## DIRECTION
All lines holding the string "Resistance" are to be shown.

━━━━━ EXTRACTED DATA

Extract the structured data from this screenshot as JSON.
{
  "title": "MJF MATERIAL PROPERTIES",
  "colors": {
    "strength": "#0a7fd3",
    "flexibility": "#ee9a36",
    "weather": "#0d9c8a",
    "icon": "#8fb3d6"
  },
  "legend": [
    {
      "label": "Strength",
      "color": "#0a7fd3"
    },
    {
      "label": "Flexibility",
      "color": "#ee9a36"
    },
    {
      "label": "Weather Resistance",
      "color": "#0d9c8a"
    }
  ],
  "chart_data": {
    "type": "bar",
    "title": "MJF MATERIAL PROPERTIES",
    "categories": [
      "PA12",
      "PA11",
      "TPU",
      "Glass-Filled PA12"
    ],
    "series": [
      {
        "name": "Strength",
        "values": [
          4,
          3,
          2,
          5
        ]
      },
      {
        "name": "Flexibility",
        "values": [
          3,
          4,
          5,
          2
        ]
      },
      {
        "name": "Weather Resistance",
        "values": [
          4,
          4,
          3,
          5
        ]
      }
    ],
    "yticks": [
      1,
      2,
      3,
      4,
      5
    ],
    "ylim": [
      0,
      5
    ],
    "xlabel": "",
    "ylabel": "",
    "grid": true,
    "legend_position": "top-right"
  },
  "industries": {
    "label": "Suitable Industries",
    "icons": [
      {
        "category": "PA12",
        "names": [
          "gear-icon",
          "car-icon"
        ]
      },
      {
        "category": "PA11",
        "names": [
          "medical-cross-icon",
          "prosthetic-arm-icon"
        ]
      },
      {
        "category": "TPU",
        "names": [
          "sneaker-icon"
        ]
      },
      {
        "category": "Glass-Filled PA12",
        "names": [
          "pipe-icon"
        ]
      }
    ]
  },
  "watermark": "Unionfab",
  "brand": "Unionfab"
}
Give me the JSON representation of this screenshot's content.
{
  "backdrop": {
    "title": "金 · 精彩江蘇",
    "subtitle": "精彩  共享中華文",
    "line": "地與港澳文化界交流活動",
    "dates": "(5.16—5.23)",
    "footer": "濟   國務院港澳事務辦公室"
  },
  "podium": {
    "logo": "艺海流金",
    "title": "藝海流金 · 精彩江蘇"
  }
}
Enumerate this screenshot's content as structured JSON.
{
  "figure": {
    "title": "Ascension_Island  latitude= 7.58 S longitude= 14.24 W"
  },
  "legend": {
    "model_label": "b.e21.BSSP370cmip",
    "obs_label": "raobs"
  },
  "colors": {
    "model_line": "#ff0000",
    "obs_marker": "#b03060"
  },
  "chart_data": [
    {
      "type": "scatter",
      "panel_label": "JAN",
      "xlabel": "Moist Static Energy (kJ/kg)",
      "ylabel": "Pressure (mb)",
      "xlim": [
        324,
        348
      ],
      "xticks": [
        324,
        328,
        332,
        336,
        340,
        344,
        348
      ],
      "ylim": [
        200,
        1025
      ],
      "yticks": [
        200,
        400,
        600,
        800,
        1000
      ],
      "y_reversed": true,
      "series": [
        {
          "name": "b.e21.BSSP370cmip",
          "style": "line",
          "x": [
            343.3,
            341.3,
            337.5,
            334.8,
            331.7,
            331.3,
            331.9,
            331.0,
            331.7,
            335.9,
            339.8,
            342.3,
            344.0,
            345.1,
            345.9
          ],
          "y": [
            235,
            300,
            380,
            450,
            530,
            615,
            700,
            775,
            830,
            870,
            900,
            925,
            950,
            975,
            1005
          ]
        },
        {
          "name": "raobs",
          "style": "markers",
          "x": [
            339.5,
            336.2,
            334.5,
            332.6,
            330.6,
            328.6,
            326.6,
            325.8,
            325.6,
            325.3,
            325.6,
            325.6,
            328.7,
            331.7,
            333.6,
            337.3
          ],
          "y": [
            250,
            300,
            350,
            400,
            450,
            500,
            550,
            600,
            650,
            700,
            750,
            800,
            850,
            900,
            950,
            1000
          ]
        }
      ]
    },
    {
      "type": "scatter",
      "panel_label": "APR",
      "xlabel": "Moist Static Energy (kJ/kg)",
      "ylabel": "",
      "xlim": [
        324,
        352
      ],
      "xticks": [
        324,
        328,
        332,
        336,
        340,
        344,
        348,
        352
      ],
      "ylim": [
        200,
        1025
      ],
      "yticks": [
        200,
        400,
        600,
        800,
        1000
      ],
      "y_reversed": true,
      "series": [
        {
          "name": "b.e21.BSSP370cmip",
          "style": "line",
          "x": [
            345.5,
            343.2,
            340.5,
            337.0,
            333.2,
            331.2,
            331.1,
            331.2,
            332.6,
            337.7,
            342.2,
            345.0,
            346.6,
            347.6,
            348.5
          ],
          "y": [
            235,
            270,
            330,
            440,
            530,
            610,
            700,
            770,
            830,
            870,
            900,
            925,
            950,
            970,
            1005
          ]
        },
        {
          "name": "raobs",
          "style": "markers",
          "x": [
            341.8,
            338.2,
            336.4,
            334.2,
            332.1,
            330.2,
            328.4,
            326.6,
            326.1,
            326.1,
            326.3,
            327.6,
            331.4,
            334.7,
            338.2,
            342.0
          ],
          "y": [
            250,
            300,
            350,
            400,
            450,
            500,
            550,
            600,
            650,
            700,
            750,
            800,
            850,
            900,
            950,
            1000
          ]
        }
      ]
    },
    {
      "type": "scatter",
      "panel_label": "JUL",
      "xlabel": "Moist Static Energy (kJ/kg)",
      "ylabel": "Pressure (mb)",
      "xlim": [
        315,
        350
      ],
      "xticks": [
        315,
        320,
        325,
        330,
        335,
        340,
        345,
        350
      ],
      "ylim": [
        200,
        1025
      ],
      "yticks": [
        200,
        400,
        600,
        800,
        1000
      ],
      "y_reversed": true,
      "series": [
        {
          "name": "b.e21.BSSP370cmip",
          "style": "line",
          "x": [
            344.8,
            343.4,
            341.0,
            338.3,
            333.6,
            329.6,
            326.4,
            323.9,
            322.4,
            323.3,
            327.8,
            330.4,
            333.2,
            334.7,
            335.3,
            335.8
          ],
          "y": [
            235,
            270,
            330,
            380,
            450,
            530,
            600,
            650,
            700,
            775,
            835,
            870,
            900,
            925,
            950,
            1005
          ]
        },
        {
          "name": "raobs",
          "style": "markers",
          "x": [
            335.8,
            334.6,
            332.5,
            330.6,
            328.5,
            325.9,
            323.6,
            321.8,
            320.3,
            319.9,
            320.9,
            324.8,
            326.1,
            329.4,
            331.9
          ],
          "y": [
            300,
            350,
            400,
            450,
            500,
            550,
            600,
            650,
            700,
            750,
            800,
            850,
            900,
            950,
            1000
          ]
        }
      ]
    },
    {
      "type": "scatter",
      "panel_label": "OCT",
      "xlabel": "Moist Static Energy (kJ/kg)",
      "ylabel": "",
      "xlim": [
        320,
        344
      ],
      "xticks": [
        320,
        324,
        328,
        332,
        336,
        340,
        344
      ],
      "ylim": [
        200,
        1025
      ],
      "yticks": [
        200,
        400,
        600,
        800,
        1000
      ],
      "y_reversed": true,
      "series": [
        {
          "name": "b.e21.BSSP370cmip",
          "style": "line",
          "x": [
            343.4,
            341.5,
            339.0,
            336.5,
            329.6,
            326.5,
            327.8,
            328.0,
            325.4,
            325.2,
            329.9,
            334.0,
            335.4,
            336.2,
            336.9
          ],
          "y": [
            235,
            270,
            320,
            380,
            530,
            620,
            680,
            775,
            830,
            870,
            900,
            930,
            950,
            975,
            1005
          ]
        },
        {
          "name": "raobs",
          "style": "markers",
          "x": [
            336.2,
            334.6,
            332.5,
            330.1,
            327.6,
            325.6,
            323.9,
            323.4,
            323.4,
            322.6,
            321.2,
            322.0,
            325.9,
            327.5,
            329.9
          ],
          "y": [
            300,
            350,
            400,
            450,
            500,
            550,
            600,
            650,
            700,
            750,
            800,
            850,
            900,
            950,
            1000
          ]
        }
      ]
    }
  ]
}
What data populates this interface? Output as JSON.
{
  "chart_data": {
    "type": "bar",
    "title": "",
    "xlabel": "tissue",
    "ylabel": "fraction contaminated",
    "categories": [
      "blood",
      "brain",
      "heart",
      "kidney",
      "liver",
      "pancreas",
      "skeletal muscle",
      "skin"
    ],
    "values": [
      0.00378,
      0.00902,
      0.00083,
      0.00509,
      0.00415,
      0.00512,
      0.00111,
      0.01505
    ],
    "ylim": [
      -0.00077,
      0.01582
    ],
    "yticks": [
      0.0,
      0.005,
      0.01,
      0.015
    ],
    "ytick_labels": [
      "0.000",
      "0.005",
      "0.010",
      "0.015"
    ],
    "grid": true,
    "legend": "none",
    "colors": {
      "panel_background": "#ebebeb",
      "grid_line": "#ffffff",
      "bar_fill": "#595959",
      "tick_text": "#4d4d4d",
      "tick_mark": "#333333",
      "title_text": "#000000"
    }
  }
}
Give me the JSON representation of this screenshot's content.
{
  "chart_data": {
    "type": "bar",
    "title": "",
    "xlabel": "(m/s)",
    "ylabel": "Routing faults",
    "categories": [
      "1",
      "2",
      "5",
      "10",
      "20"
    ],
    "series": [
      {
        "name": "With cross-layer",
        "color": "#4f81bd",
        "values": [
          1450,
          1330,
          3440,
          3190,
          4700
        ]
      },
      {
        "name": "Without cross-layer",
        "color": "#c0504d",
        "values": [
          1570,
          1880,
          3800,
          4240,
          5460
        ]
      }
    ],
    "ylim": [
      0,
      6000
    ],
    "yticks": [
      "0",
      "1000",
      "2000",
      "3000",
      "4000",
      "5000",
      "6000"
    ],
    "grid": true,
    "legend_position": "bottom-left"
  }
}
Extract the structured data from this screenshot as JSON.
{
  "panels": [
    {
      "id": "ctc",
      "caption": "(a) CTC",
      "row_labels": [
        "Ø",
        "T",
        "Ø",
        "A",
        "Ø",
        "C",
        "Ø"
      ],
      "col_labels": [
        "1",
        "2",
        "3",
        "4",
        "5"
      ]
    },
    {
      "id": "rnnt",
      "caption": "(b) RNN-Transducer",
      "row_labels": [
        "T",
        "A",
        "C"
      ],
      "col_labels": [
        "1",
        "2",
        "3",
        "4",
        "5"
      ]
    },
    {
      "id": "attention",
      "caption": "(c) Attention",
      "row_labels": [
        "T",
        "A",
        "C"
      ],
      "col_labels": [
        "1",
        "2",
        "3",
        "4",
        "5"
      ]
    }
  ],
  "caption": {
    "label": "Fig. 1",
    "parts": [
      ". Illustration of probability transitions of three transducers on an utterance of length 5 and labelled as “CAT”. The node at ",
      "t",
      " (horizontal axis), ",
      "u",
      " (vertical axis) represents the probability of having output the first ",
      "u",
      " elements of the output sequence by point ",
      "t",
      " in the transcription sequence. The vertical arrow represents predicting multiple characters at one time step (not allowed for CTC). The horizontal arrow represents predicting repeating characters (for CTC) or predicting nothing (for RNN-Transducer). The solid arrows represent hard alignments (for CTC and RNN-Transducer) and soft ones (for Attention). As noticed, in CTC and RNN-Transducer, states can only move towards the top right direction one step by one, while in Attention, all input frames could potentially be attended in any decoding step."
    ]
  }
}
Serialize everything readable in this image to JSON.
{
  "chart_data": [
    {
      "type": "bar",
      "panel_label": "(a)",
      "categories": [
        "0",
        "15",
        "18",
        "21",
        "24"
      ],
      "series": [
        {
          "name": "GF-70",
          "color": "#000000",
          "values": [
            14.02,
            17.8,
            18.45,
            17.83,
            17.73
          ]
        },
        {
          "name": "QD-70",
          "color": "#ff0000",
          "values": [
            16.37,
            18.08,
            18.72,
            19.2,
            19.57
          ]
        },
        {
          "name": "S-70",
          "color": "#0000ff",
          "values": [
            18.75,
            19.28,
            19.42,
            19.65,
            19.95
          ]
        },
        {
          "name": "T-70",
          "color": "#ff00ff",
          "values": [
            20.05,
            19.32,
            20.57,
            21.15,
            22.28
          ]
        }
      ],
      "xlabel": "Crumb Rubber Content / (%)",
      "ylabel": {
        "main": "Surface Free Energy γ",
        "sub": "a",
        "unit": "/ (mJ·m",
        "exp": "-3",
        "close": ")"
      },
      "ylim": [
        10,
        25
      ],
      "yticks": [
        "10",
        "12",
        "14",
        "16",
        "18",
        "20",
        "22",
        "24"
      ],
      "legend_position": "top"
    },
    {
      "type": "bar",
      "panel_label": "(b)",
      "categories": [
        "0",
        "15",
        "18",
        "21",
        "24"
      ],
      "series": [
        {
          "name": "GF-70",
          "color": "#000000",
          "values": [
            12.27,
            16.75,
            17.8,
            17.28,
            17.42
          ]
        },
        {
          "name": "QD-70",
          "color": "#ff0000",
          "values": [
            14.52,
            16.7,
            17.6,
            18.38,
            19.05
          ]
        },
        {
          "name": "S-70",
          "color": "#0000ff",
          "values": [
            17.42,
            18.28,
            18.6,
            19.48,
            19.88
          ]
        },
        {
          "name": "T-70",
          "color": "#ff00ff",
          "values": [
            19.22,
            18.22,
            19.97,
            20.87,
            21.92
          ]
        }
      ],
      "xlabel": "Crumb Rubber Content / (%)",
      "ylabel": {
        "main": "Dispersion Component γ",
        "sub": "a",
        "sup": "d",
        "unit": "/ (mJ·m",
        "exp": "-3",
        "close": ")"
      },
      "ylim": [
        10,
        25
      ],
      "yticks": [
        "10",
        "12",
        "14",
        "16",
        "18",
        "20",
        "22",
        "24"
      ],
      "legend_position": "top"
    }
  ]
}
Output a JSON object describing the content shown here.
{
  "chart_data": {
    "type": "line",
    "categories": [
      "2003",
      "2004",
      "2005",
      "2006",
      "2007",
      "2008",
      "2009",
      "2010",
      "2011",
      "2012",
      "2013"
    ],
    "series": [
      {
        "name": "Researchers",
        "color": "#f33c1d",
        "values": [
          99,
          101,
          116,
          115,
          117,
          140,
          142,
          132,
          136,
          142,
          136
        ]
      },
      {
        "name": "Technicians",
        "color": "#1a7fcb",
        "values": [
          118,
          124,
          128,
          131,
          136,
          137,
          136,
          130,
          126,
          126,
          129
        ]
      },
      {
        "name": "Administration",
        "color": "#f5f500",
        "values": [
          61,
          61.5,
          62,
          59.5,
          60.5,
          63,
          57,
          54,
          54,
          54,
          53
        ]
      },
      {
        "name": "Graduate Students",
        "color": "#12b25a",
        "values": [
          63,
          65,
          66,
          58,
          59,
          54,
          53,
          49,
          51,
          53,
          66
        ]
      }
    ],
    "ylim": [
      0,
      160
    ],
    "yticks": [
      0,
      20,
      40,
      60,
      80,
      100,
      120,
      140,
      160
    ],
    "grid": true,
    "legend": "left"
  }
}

━━━━━━━━━━

## ANSWER IN FULL
      "label": "Weather Resistance",
        "name": "Weather Resistance",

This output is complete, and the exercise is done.